Exercise objective:
Copy all lines that contain the word "name".
===== Input for this task =====
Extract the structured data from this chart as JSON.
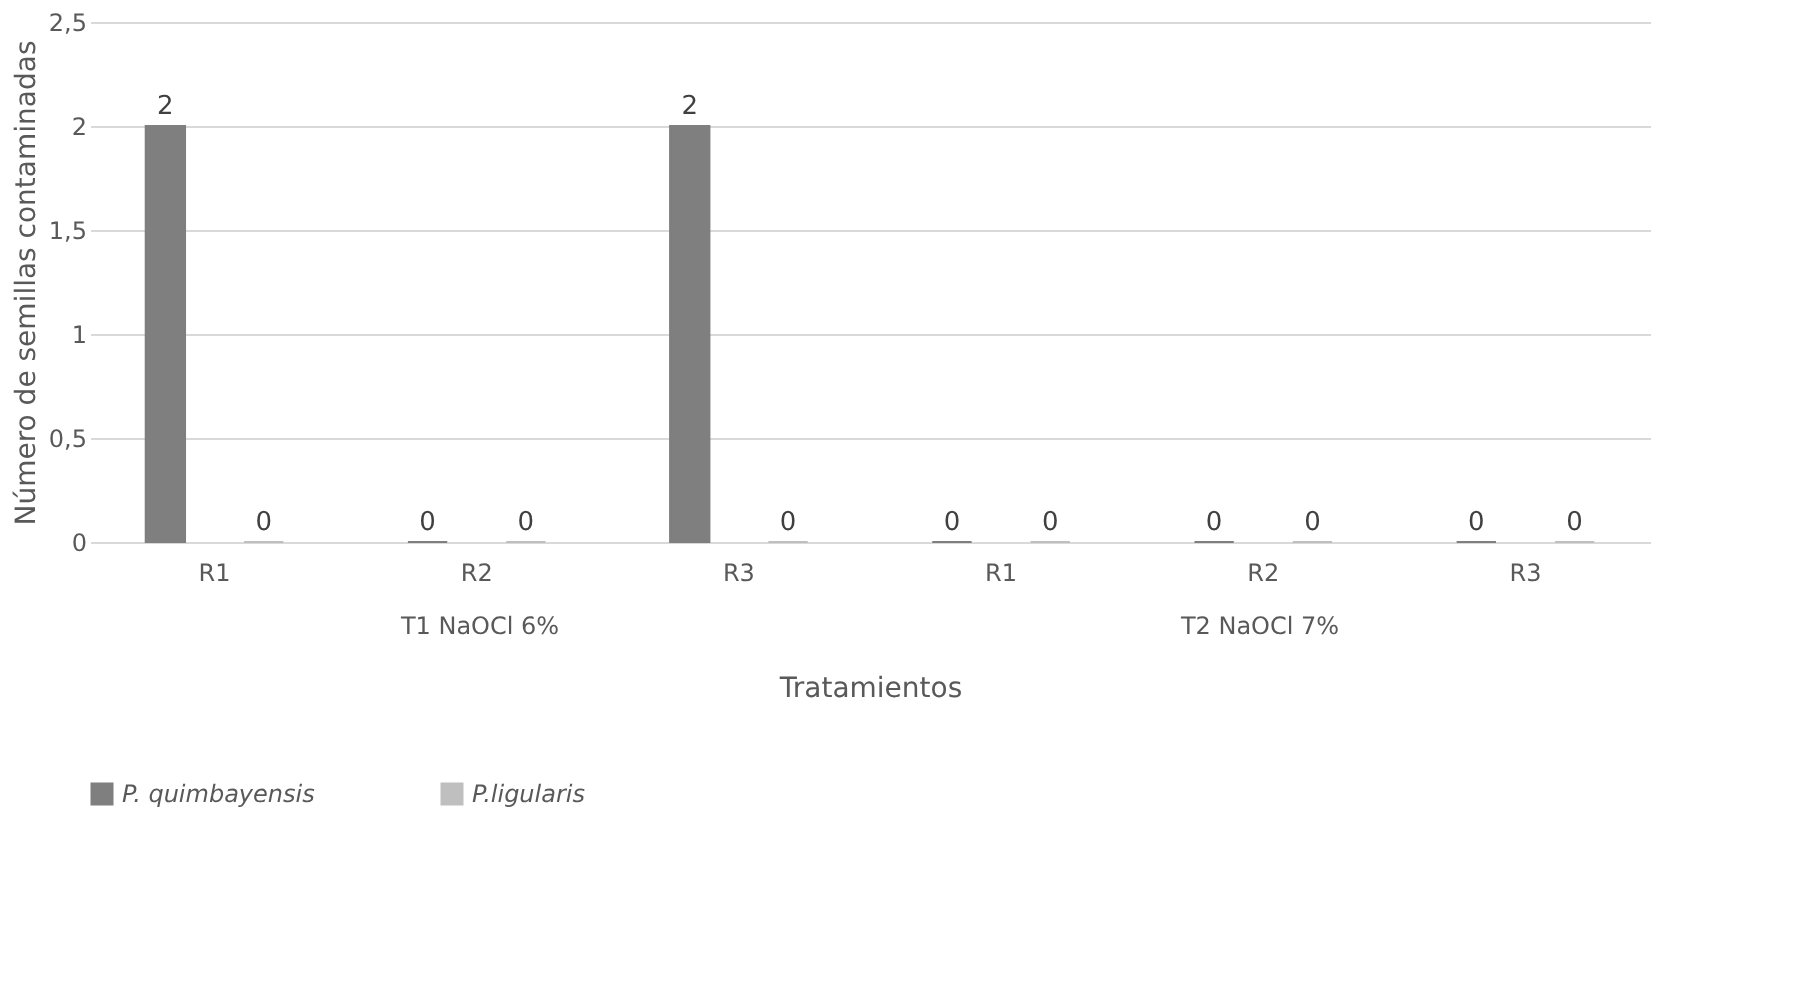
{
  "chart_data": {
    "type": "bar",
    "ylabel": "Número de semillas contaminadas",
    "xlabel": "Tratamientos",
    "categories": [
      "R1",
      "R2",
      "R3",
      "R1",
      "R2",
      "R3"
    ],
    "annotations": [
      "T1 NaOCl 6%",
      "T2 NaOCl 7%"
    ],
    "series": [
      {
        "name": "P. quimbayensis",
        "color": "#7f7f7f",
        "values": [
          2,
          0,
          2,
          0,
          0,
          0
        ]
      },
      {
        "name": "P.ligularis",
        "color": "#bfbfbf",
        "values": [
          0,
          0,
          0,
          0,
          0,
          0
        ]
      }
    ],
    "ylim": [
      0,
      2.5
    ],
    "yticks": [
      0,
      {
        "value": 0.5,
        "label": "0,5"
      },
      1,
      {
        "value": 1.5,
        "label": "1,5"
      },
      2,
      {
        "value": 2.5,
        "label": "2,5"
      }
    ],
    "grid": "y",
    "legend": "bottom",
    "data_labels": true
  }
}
=====
Written solution:
        "name": "P. quimbayensis",
        "name": "P.ligularis",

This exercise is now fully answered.